Work instructions – The entries that follow should be written out exactly.

Task data –
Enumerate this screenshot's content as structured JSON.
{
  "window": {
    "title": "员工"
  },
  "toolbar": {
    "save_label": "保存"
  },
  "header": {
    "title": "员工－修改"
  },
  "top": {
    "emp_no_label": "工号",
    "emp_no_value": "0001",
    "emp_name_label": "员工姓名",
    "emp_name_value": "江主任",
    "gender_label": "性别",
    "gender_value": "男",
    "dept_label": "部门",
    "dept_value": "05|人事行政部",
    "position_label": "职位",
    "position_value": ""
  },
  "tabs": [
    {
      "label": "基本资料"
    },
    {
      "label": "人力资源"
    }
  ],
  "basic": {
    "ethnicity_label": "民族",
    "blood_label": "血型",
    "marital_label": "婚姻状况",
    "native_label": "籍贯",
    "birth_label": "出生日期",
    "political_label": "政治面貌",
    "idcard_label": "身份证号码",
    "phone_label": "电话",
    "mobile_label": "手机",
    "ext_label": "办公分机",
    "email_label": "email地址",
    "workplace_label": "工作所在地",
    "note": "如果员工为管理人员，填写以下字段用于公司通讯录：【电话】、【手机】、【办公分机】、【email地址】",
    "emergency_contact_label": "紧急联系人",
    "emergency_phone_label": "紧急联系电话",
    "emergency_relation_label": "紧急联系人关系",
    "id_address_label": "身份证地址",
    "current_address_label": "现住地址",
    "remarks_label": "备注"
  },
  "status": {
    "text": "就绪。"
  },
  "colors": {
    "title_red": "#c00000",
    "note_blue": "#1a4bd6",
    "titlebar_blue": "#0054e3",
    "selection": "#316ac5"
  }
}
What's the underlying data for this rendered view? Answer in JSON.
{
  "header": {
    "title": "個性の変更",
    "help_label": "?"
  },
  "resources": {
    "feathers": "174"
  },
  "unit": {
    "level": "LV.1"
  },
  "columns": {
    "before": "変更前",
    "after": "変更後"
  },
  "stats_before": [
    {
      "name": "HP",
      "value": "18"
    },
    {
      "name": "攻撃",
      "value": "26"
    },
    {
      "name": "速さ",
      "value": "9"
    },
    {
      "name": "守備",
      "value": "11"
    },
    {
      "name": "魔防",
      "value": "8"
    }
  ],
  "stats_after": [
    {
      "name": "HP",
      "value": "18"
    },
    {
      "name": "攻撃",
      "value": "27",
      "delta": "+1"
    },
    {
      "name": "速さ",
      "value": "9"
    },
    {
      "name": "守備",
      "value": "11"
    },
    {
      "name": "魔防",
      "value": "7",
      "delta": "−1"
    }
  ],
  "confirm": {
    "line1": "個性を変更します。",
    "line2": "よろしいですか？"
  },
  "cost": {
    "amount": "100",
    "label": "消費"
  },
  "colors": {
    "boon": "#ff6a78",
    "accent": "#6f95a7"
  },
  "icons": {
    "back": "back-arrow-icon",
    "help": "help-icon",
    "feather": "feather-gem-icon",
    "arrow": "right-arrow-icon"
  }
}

Task output –
Enumerate this screenshot's content as structured JSON.
{
  "window": {
    "title": "员工"
  },
  "toolbar": {
    "save_label": "保存"
  },
  "header": {
    "title": "员工－修改"
  },
  "top": {
    "emp_no_label": "工号",
    "emp_no_value": "0001",
    "emp_name_label": "员工姓名",
    "emp_name_value": "江主任",
    "gender_label": "性别",
    "gender_value": "男",
    "dept_label": "部门",
    "dept_value": "05|人事行政部",
    "position_label": "职位",
    "position_value": ""
  },
  "tabs": [
    {
      "label": "基本资料"
    },
    {
      "label": "人力资源"
    }
  ],
  "basic": {
    "ethnicity_label": "民族",
    "blood_label": "血型",
    "marital_label": "婚姻状况",
    "native_label": "籍贯",
    "birth_label": "出生日期",
    "political_label": "政治面貌",
    "idcard_label": "身份证号码",
    "phone_label": "电话",
    "mobile_label": "手机",
    "ext_label": "办公分机",
    "email_label": "email地址",
    "workplace_label": "工作所在地",
    "note": "如果员工为管理人员，填写以下字段用于公司通讯录：【电话】、【手机】、【办公分机】、【email地址】",
    "emergency_contact_label": "紧急联系人",
    "emergency_phone_label": "紧急联系电话",
    "emergency_relation_label": "紧急联系人关系",
    "id_address_label": "身份证地址",
    "current_address_label": "现住地址",
    "remarks_label": "备注"
  },
  "status": {
    "text": "就绪。"
  },
  "colors": {
    "title_red": "#c00000",
    "note_blue": "#1a4bd6",
    "titlebar_blue": "#0054e3",
    "selection": "#316ac5"
  }
}
What's the underlying data for this rendered view? Answer in JSON.
{
  "header": {
    "title": "個性の変更",
    "help_label": "?"
  },
  "resources": {
    "feathers": "174"
  },
  "unit": {
    "level": "LV.1"
  },
  "columns": {
    "before": "変更前",
    "after": "変更後"
  },
  "stats_before": [
    {
      "name": "HP",
      "value": "18"
    },
    {
      "name": "攻撃",
      "value": "26"
    },
    {
      "name": "速さ",
      "value": "9"
    },
    {
      "name": "守備",
      "value": "11"
    },
    {
      "name": "魔防",
      "value": "8"
    }
  ],
  "stats_after": [
    {
      "name": "HP",
      "value": "18"
    },
    {
      "name": "攻撃",
      "value": "27",
      "delta": "+1"
    },
    {
      "name": "速さ",
      "value": "9"
    },
    {
      "name": "守備",
      "value": "11"
    },
    {
      "name": "魔防",
      "value": "7",
      "delta": "−1"
    }
  ],
  "confirm": {
    "line1": "個性を変更します。",
    "line2": "よろしいですか？"
  },
  "cost": {
    "amount": "100",
    "label": "消費"
  },
  "colors": {
    "boon": "#ff6a78",
    "accent": "#6f95a7"
  },
  "icons": {
    "back": "back-arrow-icon",
    "help": "help-icon",
    "feather": "feather-gem-icon",
    "arrow": "right-arrow-icon"
  }
}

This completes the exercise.